> _STATED PROBLEM_
Show, in full, each line of the data that contains "Distressed".

> _DATA FOR THIS EXERCISE_
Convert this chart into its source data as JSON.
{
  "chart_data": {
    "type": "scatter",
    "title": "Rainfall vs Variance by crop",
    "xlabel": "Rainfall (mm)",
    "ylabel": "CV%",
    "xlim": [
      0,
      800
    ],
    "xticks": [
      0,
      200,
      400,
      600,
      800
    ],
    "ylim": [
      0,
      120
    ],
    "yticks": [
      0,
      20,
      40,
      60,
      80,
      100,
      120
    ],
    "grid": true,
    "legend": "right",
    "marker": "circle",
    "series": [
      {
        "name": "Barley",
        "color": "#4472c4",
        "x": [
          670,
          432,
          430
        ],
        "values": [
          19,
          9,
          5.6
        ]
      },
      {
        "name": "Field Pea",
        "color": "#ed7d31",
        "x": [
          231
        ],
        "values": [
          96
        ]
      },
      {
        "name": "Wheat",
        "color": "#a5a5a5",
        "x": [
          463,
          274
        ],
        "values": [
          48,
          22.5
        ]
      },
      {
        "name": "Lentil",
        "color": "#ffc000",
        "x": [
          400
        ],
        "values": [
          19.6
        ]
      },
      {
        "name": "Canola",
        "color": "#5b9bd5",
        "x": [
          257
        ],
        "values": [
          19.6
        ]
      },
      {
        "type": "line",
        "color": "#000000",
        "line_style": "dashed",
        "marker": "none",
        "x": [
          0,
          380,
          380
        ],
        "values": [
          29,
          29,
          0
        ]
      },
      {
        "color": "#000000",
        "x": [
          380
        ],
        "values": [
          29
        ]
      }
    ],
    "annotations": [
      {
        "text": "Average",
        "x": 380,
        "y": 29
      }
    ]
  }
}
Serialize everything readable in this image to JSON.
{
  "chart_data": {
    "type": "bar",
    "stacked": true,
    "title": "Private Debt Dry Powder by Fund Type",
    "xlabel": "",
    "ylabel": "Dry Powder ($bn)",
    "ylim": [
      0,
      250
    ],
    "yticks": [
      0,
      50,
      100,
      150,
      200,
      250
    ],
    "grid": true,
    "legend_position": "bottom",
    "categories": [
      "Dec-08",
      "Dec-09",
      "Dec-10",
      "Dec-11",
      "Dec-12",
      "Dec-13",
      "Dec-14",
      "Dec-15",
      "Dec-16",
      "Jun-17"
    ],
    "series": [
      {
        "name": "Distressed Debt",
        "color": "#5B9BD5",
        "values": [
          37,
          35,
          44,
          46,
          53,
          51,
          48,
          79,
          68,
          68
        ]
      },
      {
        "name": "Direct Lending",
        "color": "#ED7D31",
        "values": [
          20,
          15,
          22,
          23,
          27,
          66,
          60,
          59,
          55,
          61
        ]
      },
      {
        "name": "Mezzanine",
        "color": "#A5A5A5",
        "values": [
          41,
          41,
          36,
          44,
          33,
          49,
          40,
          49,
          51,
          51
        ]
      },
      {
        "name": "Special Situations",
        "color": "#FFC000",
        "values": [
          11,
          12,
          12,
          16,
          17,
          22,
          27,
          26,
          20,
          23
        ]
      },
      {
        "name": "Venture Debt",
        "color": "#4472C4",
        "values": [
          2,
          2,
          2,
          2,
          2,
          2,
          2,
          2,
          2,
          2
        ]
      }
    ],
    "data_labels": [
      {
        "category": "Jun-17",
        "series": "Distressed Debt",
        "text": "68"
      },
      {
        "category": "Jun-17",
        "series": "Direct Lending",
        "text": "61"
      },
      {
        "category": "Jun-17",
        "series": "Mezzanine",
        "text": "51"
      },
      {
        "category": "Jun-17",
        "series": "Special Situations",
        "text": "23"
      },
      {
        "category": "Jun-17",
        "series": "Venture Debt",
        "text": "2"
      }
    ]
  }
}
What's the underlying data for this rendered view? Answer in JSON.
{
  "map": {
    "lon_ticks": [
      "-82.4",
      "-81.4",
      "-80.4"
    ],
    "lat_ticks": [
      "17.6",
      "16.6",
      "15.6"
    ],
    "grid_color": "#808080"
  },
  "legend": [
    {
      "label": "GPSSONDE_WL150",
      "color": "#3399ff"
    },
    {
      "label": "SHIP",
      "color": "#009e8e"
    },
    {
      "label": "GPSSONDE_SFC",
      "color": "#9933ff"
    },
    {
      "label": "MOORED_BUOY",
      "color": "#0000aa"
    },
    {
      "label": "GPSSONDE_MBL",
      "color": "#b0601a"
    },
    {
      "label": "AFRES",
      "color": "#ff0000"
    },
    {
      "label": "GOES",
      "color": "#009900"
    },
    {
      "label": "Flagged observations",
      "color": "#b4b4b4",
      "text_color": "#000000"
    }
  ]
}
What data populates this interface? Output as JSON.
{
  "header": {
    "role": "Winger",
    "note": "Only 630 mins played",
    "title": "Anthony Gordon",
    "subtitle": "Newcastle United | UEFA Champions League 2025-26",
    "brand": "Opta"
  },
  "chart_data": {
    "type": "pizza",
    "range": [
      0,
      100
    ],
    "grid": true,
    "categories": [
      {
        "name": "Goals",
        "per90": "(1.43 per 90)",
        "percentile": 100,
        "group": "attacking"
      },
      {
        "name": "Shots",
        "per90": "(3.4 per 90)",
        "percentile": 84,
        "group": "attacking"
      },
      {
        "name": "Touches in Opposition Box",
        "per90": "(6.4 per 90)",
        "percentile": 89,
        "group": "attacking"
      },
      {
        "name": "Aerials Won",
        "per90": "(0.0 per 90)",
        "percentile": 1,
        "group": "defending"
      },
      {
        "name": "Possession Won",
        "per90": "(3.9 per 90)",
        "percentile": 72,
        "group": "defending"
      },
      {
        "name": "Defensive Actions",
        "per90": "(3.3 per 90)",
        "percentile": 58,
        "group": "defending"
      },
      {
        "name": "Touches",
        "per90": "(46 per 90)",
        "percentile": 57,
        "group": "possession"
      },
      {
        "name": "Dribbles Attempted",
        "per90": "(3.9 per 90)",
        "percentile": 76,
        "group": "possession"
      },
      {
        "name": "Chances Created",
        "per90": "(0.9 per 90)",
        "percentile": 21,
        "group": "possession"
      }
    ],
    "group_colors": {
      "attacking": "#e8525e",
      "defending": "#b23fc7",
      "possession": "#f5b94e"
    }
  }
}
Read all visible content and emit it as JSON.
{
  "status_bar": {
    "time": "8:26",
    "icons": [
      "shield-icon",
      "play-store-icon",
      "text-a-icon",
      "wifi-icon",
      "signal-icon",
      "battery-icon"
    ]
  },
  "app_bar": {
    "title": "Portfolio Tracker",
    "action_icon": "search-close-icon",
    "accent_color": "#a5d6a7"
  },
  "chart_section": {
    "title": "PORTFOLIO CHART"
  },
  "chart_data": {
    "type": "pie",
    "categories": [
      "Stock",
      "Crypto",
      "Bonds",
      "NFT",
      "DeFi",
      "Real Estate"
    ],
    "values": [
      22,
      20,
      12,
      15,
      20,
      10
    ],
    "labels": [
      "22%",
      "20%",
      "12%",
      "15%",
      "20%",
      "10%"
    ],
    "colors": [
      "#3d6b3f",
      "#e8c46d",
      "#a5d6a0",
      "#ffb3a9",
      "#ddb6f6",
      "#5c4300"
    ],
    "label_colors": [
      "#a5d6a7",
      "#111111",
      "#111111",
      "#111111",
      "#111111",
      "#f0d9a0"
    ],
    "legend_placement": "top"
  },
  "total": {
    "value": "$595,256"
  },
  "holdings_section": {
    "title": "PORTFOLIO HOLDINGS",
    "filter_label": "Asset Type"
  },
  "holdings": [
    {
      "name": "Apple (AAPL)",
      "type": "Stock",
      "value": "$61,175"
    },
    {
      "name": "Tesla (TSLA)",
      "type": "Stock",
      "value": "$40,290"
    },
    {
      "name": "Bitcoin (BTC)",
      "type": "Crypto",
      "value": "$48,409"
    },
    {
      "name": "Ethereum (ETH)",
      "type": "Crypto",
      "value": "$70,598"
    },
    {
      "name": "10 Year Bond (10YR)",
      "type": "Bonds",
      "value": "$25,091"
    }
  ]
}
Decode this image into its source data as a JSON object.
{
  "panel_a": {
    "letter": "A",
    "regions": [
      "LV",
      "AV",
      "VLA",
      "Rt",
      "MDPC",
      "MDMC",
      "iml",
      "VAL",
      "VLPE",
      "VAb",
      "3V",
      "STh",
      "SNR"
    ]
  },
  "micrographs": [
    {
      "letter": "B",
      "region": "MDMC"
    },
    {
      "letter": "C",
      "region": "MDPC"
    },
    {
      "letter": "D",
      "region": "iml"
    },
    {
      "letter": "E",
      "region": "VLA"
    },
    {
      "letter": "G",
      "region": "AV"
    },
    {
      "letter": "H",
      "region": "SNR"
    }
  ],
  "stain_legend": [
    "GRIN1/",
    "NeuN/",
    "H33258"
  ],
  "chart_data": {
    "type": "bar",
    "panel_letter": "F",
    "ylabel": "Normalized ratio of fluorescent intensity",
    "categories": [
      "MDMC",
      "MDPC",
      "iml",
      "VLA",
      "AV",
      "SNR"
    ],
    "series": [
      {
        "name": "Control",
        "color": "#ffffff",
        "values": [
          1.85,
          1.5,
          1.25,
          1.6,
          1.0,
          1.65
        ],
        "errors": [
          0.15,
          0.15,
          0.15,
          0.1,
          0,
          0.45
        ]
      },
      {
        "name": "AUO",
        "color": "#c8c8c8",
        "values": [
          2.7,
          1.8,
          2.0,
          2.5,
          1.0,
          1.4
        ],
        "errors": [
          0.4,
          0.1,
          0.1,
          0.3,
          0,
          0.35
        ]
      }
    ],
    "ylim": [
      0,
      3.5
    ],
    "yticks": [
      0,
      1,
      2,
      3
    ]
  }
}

> _RESULT_
        "name": "Distressed Debt",
        "series": "Distressed Debt",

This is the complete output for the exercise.